- [GIVEN RECORDS]:

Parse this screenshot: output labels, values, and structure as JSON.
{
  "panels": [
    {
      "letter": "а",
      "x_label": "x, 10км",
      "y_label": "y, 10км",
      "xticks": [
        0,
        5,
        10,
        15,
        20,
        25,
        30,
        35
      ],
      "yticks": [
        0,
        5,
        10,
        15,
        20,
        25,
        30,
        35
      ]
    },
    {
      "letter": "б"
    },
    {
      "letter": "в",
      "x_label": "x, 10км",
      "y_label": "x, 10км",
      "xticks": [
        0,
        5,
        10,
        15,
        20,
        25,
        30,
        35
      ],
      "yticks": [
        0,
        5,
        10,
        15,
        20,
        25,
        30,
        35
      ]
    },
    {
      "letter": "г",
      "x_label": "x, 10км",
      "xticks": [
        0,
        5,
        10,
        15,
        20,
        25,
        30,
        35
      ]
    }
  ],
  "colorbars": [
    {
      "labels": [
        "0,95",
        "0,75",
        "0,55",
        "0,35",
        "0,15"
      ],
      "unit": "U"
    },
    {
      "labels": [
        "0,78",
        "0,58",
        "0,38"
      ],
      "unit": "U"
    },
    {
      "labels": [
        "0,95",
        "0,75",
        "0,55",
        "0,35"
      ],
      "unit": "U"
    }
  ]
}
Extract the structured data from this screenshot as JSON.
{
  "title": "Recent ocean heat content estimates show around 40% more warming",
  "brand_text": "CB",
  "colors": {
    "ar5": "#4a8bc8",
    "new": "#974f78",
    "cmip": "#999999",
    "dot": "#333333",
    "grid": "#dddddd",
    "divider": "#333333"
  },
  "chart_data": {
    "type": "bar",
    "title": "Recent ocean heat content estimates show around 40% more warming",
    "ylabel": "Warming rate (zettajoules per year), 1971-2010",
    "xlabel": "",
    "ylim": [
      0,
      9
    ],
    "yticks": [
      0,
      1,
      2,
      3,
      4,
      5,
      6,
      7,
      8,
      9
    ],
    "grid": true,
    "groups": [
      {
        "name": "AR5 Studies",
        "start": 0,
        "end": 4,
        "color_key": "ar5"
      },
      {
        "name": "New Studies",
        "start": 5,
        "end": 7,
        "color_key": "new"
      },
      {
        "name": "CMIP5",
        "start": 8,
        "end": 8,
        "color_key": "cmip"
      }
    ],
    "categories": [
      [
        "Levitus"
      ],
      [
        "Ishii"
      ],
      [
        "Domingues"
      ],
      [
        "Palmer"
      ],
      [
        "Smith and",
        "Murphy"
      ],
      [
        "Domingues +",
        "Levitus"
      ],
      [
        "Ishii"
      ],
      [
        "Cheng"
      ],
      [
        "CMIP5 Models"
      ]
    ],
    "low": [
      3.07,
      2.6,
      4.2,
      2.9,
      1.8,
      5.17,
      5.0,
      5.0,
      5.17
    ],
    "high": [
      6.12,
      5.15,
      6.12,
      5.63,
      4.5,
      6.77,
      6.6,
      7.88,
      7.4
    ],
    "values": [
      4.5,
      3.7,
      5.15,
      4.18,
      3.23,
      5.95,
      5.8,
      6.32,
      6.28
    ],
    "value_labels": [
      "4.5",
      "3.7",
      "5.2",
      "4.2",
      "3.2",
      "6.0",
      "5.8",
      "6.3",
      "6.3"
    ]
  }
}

--

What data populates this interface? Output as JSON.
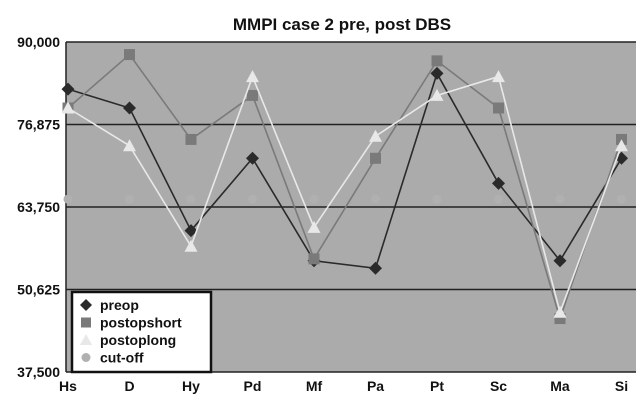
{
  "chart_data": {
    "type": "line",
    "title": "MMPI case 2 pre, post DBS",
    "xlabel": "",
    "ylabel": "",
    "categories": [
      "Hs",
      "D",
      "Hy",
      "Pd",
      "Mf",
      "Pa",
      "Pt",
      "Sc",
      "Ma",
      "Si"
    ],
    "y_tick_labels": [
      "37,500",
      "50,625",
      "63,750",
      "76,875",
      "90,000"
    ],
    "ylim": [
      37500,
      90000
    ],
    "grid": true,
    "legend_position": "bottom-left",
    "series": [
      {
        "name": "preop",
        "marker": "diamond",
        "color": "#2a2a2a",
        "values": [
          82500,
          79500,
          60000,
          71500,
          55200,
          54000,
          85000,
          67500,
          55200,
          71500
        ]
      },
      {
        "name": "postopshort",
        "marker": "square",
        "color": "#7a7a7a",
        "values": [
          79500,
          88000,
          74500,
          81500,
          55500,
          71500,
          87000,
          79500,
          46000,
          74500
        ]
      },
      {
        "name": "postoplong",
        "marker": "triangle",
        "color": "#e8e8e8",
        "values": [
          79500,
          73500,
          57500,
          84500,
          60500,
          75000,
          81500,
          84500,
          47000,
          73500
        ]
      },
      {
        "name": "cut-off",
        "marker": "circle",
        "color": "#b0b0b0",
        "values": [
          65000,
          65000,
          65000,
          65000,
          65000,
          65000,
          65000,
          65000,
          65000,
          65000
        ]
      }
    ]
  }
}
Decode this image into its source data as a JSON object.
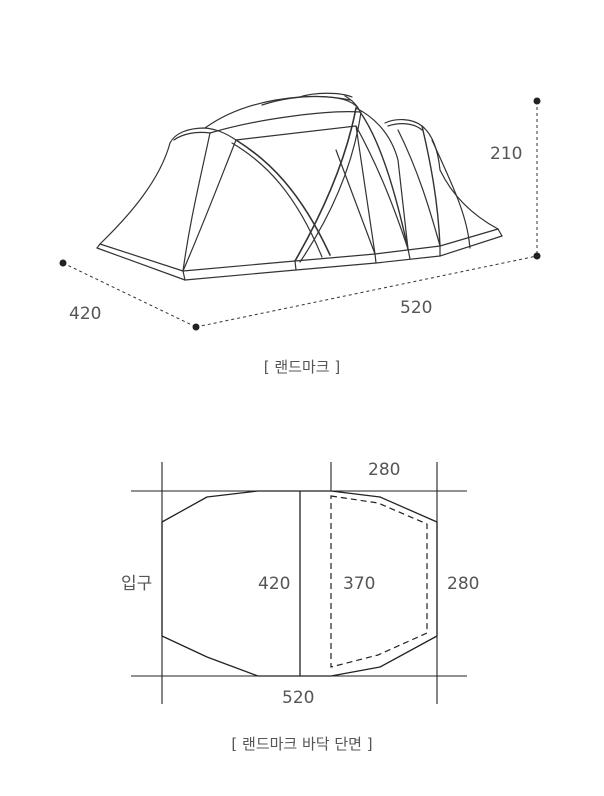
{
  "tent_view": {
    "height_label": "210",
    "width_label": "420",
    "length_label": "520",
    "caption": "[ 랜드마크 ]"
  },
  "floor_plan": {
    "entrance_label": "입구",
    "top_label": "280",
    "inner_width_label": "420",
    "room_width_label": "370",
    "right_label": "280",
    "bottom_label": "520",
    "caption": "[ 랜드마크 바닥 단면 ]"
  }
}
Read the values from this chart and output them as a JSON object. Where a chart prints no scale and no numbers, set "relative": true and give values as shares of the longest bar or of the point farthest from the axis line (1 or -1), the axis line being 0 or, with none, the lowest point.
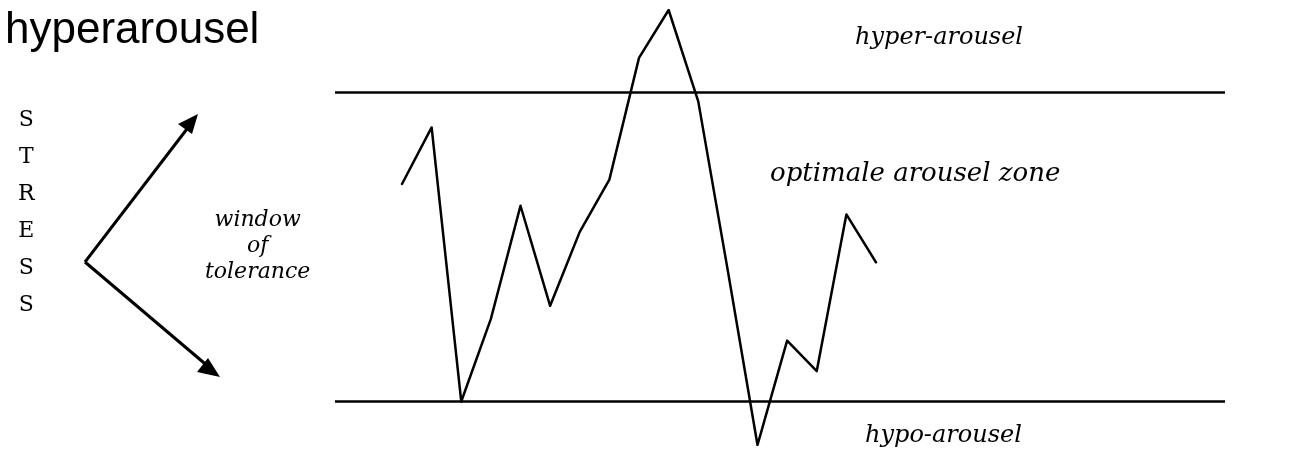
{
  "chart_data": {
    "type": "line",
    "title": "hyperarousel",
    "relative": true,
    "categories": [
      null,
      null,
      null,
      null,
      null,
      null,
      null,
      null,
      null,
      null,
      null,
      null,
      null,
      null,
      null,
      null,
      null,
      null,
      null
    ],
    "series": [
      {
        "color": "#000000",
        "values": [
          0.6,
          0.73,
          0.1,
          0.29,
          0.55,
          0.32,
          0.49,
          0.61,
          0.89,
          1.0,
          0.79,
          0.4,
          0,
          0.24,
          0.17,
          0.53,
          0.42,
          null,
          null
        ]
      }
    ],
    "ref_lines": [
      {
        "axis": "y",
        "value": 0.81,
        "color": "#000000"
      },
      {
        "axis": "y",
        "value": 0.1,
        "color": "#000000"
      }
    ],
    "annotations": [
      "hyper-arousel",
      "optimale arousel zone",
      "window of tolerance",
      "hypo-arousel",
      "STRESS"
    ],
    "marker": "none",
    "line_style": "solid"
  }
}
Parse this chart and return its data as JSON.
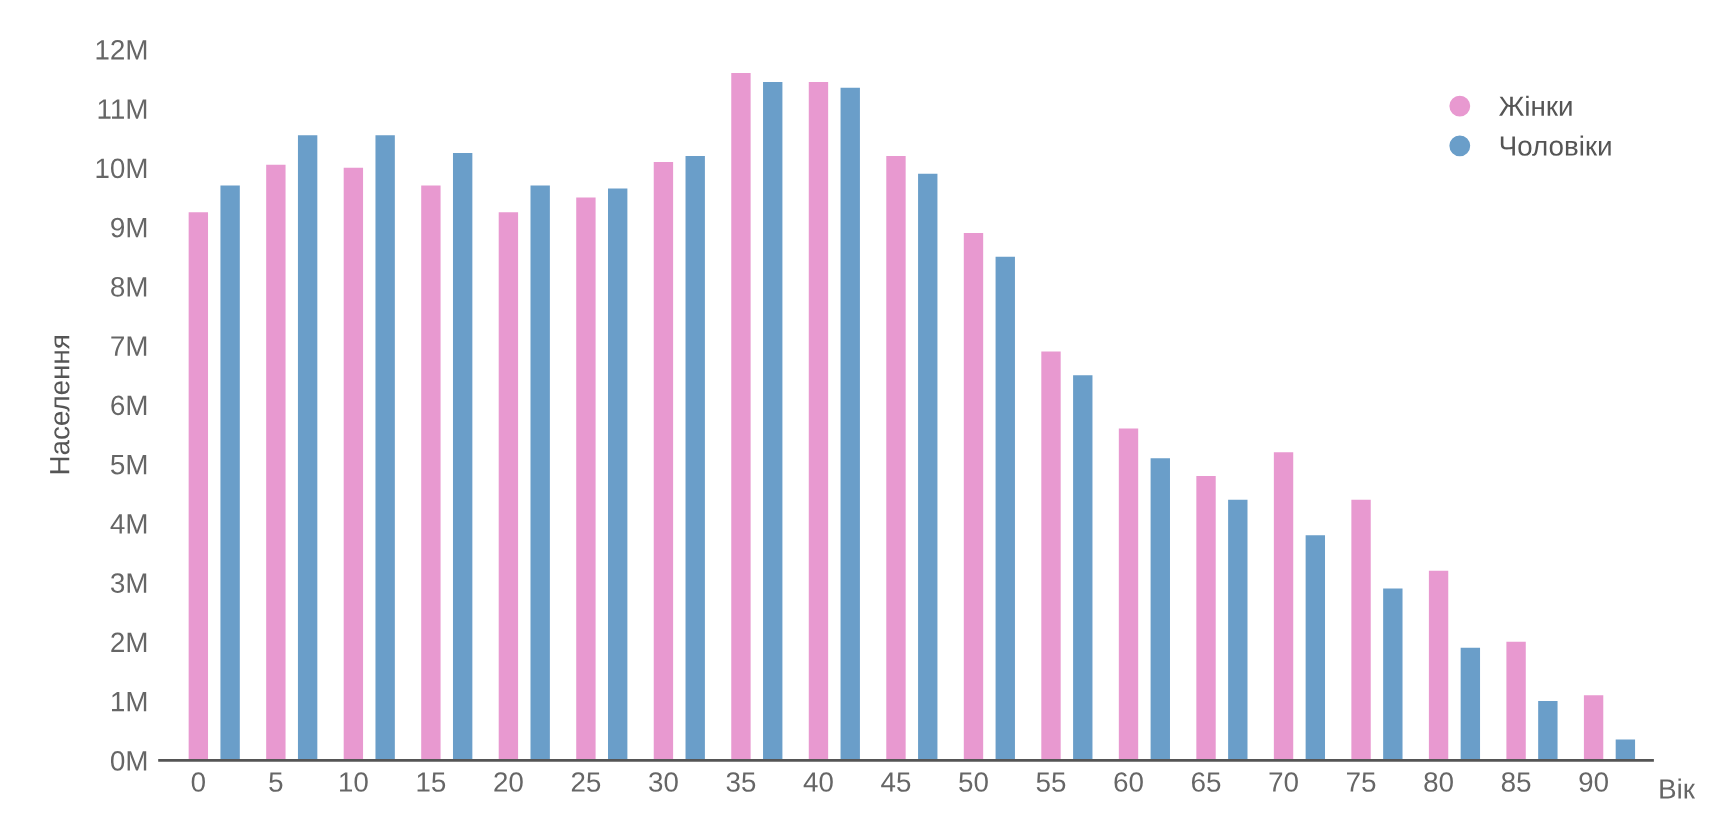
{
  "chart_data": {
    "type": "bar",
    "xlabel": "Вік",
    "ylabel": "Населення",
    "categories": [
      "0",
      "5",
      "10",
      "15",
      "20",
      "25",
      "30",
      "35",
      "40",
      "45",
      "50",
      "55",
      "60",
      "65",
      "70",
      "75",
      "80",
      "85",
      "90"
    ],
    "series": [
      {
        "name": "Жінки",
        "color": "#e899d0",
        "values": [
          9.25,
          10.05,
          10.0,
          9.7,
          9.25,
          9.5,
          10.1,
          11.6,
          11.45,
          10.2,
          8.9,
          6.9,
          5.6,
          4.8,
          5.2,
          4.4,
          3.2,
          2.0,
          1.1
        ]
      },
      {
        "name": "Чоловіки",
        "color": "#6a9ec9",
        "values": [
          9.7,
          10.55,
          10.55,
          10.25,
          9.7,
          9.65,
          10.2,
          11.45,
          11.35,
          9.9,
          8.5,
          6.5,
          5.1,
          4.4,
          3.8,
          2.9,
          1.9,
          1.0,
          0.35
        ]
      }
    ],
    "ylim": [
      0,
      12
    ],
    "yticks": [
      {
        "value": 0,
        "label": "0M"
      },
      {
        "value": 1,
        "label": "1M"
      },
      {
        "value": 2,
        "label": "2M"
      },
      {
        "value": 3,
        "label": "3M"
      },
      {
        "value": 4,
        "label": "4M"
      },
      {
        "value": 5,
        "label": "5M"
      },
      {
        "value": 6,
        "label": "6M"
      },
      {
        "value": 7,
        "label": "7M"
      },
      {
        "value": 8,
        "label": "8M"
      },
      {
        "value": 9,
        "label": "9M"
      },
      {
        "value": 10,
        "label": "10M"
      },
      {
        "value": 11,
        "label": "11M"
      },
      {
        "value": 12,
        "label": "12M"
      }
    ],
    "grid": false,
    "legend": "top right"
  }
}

- [JOB]: Review the material and copy each line in which the word "marker" appears.

- [RESULT OF THIS TASK]:
        "marker": "diamond",
        "marker": "square",
        "marker": "triangle",
        "marker": "circle",
    "marker": "none",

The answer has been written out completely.